Take the entries below and print all of them exactly, please.

-- begin --

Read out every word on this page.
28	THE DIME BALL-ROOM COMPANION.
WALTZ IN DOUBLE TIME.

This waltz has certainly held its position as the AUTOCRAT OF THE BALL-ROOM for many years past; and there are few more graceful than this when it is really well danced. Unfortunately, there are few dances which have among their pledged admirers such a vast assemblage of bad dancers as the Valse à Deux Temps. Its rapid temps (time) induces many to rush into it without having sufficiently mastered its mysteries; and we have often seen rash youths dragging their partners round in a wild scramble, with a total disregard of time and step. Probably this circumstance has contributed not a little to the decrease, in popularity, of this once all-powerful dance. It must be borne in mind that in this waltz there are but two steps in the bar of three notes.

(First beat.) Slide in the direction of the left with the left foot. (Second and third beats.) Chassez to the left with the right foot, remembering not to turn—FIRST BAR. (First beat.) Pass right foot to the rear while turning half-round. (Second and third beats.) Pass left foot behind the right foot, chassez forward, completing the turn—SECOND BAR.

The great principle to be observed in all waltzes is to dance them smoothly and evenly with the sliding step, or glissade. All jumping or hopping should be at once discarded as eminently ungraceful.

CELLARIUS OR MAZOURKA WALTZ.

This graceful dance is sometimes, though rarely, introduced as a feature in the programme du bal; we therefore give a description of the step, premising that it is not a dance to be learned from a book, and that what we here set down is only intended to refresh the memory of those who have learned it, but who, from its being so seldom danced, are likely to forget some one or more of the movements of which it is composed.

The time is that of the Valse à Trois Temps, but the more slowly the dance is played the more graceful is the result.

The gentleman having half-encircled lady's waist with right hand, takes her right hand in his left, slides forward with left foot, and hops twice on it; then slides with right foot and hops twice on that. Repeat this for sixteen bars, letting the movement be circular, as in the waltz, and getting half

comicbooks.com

-- end --

◆ **Response below**
Read out every word on this page.
28	THE DIME BALL-ROOM COMPANION.
WALTZ IN DOUBLE TIME.

This waltz has certainly held its position as the AUTOCRAT OF THE BALL-ROOM for many years past; and there are few more graceful than this when it is really well danced. Unfortunately, there are few dances which have among their pledged admirers such a vast assemblage of bad dancers as the Valse à Deux Temps. Its rapid temps (time) induces many to rush into it without having sufficiently mastered its mysteries; and we have often seen rash youths dragging their partners round in a wild scramble, with a total disregard of time and step. Probably this circumstance has contributed not a little to the decrease, in popularity, of this once all-powerful dance. It must be borne in mind that in this waltz there are but two steps in the bar of three notes.

(First beat.) Slide in the direction of the left with the left foot. (Second and third beats.) Chassez to the left with the right foot, remembering not to turn—FIRST BAR. (First beat.) Pass right foot to the rear while turning half-round. (Second and third beats.) Pass left foot behind the right foot, chassez forward, completing the turn—SECOND BAR.

The great principle to be observed in all waltzes is to dance them smoothly and evenly with the sliding step, or glissade. All jumping or hopping should be at once discarded as eminently ungraceful.

CELLARIUS OR MAZOURKA WALTZ.

This graceful dance is sometimes, though rarely, introduced as a feature in the programme du bal; we therefore give a description of the step, premising that it is not a dance to be learned from a book, and that what we here set down is only intended to refresh the memory of those who have learned it, but who, from its being so seldom danced, are likely to forget some one or more of the movements of which it is composed.

The time is that of the Valse à Trois Temps, but the more slowly the dance is played the more graceful is the result.

The gentleman having half-encircled lady's waist with right hand, takes her right hand in his left, slides forward with left foot, and hops twice on it; then slides with right foot and hops twice on that. Repeat this for sixteen bars, letting the movement be circular, as in the waltz, and getting half

comicbooks.com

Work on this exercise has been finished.